YOUR GOAL: From the entries below, please gather each line containing the string "model".

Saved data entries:
* * *

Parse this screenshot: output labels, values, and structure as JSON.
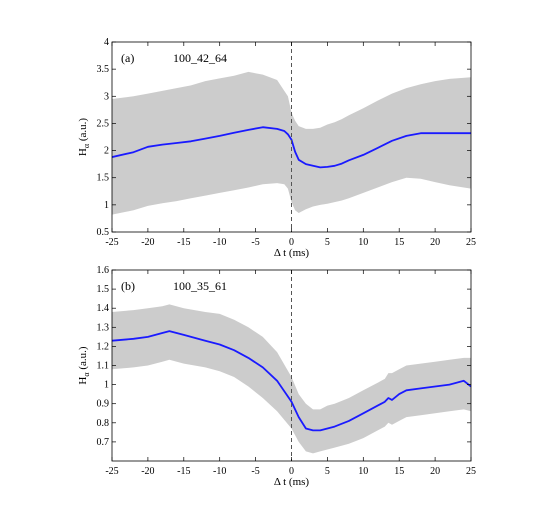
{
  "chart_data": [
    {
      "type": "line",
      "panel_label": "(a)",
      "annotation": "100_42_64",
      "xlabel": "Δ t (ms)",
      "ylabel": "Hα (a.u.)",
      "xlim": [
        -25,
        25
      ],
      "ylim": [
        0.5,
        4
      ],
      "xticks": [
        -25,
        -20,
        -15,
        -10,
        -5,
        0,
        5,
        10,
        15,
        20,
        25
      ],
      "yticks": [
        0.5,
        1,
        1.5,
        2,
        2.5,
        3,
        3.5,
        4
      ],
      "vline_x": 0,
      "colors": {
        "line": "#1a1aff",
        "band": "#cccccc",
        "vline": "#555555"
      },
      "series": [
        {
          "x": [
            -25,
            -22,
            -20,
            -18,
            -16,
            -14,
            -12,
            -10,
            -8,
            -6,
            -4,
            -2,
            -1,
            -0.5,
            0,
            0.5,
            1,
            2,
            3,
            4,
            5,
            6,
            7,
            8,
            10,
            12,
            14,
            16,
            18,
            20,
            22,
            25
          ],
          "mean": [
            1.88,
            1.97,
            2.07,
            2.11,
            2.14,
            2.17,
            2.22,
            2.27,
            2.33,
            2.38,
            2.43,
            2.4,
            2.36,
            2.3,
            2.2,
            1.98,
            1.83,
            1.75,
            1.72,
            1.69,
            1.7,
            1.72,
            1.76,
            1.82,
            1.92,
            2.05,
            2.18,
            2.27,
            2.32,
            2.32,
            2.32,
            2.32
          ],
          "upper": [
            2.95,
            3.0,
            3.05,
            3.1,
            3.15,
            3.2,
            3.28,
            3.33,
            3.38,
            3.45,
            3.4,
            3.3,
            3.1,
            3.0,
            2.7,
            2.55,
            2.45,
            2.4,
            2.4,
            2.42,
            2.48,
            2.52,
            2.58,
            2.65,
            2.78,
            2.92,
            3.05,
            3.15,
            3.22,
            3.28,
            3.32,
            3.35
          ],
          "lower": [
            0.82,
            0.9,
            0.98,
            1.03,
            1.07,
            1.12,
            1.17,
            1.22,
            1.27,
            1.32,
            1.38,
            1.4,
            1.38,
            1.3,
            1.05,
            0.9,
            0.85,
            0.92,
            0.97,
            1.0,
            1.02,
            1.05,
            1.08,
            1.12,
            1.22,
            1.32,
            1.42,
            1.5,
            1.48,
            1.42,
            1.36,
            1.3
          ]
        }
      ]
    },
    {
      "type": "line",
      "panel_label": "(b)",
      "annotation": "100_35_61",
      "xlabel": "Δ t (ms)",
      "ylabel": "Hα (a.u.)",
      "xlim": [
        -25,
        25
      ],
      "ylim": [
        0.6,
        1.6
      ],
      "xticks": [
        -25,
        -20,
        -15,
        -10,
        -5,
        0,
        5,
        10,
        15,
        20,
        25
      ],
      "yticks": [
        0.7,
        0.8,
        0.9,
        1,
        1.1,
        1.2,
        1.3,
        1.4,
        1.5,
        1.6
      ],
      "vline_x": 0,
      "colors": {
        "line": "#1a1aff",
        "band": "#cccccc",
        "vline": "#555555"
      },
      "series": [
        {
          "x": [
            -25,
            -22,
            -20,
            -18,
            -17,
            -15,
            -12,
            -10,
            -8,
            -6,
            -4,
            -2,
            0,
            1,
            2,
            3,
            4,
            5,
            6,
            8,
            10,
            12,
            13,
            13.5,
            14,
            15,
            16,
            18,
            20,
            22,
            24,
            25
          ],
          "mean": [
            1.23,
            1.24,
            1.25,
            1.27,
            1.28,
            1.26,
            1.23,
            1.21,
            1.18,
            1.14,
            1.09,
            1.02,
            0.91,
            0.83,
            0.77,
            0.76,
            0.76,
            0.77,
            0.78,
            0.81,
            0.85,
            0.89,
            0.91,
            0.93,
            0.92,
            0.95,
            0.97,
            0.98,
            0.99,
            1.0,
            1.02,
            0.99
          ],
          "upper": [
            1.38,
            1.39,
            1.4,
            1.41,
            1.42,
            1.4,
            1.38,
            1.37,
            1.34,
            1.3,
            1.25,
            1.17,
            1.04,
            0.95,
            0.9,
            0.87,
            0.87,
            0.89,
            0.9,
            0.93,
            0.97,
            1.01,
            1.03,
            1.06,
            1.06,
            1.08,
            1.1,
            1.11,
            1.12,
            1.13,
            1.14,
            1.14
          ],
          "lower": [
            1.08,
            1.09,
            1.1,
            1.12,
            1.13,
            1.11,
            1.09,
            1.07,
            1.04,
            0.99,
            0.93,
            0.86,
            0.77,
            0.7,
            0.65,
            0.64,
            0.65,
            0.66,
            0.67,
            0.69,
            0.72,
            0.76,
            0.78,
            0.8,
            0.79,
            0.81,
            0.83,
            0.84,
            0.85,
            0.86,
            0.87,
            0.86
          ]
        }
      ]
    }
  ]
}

* * *

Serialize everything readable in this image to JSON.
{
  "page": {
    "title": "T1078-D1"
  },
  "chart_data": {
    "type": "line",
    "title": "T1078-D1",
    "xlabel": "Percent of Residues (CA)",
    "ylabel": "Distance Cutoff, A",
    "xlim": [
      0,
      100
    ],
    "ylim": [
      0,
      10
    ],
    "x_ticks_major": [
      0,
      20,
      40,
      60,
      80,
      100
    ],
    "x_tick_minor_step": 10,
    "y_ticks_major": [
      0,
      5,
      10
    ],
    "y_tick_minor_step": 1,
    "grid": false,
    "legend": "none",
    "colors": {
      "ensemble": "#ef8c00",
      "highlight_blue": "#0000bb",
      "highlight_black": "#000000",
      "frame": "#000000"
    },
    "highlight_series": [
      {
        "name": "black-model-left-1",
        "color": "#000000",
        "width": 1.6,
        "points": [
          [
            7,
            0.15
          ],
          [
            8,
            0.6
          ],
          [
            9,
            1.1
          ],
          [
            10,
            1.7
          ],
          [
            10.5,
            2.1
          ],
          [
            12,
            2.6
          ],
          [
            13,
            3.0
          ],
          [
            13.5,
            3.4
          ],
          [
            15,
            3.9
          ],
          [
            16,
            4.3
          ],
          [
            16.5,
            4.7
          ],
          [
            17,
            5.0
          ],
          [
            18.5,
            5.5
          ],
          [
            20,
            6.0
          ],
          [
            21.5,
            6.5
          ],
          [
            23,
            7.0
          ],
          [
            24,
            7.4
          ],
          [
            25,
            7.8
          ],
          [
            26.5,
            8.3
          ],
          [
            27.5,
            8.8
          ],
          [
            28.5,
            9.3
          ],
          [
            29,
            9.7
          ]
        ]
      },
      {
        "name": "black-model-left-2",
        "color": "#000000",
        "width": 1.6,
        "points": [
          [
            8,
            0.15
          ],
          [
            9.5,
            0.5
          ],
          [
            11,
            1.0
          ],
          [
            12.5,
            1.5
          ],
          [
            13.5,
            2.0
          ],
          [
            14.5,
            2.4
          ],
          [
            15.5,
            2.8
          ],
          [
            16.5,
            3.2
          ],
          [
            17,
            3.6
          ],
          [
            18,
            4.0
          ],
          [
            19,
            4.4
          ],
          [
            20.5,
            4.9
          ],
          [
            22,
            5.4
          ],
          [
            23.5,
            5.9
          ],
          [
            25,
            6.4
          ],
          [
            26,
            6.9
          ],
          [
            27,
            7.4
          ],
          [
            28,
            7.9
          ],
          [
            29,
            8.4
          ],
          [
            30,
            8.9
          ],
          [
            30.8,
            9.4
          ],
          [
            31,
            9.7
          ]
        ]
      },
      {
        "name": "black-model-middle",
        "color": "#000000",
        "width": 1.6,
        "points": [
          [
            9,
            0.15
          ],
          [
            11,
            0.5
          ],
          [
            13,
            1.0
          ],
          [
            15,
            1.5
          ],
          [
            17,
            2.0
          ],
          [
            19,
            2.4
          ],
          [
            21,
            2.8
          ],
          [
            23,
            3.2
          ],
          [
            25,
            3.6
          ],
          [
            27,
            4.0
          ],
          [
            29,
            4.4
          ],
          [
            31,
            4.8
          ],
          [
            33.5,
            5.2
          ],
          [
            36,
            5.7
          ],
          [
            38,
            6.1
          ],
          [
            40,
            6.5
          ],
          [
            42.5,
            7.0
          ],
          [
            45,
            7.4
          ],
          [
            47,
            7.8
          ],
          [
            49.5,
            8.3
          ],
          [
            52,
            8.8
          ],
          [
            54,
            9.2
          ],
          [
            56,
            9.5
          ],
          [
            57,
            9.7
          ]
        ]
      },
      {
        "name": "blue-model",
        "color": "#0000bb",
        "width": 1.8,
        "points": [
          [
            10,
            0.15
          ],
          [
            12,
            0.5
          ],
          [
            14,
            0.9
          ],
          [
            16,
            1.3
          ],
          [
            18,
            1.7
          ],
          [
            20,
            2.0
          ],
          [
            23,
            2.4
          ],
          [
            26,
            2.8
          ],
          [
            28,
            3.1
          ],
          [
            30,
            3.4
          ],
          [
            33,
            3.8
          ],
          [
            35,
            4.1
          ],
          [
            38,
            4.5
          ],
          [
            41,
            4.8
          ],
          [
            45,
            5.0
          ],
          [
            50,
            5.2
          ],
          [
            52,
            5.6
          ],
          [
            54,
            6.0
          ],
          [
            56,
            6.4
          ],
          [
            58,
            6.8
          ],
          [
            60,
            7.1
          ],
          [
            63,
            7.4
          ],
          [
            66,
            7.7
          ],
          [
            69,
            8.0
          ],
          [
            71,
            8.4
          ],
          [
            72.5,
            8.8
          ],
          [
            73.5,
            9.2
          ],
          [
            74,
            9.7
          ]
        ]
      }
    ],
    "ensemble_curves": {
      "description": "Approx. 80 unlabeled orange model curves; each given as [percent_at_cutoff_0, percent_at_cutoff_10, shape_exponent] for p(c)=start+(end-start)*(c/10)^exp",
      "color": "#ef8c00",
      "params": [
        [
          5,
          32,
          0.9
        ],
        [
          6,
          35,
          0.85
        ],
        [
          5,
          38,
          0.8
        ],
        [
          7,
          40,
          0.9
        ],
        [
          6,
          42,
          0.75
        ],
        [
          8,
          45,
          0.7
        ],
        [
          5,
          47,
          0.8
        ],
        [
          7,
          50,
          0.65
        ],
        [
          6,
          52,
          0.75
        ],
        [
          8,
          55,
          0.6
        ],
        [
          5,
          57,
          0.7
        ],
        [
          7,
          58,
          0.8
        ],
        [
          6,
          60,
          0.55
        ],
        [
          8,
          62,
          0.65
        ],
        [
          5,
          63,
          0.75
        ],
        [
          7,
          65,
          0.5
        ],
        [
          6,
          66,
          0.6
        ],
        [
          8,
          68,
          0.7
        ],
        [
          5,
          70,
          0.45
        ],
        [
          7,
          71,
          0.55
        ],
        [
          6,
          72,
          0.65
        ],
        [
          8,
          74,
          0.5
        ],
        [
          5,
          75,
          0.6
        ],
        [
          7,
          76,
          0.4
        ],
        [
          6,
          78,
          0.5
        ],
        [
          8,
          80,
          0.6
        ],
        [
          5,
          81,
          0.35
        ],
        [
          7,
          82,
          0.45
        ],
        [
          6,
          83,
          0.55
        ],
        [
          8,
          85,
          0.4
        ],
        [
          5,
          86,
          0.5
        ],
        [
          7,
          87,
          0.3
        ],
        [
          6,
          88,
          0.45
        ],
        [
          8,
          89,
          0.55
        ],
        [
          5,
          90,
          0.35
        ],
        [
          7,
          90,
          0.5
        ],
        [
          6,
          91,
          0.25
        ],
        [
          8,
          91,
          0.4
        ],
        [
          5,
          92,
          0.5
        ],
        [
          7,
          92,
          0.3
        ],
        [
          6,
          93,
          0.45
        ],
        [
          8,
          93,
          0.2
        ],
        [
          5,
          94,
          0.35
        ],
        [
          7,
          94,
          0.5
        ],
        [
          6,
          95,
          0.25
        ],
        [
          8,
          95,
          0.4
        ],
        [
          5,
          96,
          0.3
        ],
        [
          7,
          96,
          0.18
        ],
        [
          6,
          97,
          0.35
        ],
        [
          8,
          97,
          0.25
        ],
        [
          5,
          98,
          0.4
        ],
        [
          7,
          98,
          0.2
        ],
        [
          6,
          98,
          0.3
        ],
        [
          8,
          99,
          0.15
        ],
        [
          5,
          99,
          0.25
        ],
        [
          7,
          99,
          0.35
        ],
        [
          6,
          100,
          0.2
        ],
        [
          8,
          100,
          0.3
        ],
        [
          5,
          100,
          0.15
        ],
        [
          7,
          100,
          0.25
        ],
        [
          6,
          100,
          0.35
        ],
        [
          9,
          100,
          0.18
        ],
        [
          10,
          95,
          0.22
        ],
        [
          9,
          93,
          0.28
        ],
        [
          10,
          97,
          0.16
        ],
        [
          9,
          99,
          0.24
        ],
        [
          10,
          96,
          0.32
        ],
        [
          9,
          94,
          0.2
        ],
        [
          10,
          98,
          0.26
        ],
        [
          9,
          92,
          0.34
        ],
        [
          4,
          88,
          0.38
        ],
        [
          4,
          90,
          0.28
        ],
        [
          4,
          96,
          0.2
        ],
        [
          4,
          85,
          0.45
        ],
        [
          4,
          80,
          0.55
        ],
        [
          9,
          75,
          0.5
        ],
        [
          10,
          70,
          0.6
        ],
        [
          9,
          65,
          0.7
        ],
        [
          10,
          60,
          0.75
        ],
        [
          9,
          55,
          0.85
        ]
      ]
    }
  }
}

* * *

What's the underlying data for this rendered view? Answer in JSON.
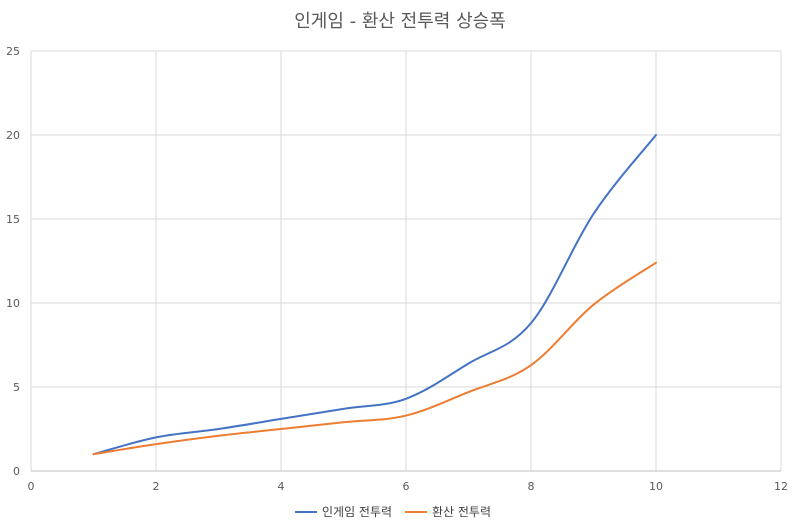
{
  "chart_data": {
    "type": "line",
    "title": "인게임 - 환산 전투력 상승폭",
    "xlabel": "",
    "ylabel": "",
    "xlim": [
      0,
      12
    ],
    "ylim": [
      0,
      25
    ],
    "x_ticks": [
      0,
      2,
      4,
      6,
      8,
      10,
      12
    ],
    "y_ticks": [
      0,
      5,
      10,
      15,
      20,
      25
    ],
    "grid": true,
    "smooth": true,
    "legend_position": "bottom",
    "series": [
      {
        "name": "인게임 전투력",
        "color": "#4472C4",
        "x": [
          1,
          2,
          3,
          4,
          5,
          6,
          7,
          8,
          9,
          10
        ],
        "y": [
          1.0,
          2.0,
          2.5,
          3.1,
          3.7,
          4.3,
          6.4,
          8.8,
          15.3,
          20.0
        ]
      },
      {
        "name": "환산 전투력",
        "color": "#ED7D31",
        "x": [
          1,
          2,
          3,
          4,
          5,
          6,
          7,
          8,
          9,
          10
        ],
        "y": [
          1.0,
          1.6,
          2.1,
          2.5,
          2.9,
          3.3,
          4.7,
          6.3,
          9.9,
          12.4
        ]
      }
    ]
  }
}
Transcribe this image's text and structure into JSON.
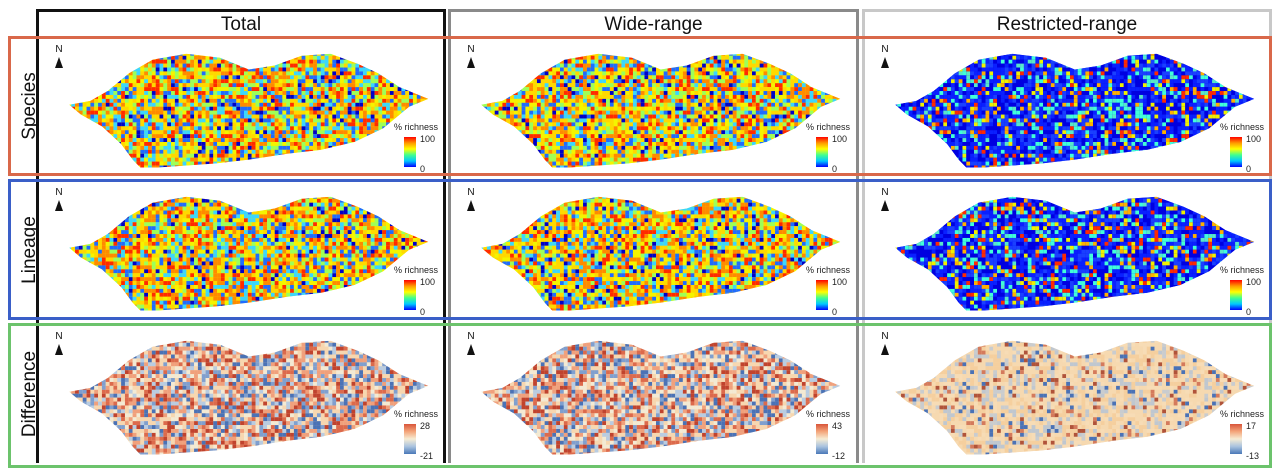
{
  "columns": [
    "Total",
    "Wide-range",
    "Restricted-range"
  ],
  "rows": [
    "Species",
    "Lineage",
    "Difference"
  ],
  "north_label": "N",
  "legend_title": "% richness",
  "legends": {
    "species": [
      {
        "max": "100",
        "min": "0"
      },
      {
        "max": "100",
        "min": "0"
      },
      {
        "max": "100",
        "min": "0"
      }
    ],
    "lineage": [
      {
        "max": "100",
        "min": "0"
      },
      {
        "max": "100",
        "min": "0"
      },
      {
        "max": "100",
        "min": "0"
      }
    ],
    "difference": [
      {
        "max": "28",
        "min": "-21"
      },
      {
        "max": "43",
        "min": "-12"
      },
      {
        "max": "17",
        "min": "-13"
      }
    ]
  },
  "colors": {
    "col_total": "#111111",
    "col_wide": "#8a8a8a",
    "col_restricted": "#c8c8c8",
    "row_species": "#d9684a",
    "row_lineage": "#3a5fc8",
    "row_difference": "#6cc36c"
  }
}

* * *

RESULT:
        "name": "black-model-left-1",
        "name": "black-model-left-2",
        "name": "black-model-middle",
        "name": "blue-model",
      "description": "Approx. 80 unlabeled orange model curves; each given as [percent_at_cutoff_0, percent_at_cutoff_10, shape_exponent] for p(c)=start+(end-start)*(c/10)^exp",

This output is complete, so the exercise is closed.